● **Objective**
Which lines contain the word "adjusted"? Return each of them as written.

● **Material to process**
━━━━━━━━━━━━━━━━━━━━
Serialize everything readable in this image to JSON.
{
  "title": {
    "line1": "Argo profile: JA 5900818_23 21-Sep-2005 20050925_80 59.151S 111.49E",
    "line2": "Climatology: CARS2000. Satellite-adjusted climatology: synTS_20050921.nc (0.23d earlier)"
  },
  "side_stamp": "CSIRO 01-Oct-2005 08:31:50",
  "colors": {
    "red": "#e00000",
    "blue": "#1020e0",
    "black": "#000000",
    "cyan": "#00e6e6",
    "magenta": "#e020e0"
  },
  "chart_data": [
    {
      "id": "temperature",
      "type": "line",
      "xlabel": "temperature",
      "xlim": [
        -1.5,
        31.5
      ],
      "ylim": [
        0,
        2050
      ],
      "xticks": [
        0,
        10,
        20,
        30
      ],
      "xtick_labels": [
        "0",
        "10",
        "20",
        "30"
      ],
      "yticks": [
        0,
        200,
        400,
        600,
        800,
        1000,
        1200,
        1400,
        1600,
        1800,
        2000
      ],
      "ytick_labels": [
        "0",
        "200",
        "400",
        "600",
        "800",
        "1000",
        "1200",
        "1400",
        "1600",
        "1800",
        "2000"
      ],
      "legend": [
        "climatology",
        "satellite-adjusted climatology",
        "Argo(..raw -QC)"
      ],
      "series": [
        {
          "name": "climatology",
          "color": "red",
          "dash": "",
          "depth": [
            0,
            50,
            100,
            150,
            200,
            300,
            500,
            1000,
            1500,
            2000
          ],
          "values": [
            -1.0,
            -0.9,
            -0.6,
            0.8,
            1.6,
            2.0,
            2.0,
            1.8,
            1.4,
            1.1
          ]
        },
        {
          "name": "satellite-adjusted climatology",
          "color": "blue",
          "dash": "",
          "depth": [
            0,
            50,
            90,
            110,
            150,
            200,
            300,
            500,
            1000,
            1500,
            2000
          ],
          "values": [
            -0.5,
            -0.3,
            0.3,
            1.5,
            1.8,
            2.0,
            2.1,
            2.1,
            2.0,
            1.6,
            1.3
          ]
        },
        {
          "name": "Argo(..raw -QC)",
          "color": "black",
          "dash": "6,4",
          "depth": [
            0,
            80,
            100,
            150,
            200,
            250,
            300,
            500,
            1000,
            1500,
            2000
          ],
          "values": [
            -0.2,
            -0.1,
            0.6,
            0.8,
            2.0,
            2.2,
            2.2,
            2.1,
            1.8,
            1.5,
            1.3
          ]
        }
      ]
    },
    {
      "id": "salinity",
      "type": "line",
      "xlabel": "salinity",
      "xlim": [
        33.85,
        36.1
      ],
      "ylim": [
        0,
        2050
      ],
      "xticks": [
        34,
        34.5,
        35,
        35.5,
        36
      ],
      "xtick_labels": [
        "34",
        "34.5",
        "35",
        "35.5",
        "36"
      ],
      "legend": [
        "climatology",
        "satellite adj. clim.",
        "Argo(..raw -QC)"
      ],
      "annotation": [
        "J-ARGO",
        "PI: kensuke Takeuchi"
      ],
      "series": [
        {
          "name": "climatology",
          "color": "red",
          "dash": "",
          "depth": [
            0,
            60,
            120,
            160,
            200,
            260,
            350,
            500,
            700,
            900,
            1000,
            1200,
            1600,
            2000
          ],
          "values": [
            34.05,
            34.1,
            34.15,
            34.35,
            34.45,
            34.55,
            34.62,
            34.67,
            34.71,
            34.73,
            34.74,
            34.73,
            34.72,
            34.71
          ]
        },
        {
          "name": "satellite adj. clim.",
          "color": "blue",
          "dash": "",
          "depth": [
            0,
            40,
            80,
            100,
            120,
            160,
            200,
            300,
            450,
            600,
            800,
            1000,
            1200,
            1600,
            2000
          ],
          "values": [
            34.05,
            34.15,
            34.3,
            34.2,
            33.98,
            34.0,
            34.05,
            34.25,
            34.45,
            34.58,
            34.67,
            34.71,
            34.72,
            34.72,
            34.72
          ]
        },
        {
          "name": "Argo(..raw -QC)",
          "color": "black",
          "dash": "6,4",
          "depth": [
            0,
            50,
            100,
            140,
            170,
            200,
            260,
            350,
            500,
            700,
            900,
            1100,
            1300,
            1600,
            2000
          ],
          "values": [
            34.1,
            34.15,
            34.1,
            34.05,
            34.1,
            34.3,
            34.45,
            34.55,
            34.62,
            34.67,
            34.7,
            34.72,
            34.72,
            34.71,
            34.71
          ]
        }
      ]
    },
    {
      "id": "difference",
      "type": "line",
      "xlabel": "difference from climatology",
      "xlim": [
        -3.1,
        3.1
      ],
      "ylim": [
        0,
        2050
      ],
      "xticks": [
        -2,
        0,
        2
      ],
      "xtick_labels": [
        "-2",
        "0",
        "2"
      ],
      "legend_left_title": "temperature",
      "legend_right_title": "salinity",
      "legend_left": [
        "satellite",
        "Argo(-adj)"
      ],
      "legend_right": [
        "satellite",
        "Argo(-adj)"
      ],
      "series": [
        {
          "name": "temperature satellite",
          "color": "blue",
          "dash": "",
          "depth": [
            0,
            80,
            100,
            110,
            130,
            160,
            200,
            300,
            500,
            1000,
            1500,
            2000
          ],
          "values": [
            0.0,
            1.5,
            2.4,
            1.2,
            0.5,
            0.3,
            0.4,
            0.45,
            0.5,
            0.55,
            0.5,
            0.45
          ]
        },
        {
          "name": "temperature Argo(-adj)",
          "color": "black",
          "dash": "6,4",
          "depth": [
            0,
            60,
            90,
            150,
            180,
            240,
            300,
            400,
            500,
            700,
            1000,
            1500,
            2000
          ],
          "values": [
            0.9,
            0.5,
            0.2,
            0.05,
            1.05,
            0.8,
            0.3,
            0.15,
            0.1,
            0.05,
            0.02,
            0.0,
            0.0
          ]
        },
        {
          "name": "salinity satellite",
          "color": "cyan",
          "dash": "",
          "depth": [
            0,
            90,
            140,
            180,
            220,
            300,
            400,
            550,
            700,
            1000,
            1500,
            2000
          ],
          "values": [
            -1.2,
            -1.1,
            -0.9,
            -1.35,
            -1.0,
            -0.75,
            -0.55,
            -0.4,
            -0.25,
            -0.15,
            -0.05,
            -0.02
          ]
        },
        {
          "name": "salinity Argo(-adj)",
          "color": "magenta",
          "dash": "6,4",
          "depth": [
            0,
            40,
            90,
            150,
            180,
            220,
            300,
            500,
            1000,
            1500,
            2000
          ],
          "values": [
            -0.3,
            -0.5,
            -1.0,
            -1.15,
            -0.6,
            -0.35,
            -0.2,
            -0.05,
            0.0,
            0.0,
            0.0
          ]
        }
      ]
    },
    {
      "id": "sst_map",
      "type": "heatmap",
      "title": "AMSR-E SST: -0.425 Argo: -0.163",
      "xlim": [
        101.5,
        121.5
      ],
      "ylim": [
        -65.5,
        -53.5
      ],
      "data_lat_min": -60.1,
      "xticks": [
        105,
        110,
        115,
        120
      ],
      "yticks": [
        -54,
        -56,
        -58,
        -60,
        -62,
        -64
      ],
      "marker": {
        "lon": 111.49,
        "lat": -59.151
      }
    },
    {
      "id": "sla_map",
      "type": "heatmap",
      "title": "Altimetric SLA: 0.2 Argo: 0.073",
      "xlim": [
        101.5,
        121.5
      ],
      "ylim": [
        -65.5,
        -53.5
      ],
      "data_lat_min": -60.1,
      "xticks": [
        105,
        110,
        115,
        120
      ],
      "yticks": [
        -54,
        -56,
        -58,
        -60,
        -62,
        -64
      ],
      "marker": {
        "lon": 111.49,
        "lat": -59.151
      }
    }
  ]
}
━━━━━━━━━━━━━━━━━━━━
● **Written reply**
    "line2": "Climatology: CARS2000. Satellite-adjusted climatology: synTS_20050921.nc (0.23d earlier)"
        "satellite-adjusted climatology",
          "name": "satellite-adjusted climatology",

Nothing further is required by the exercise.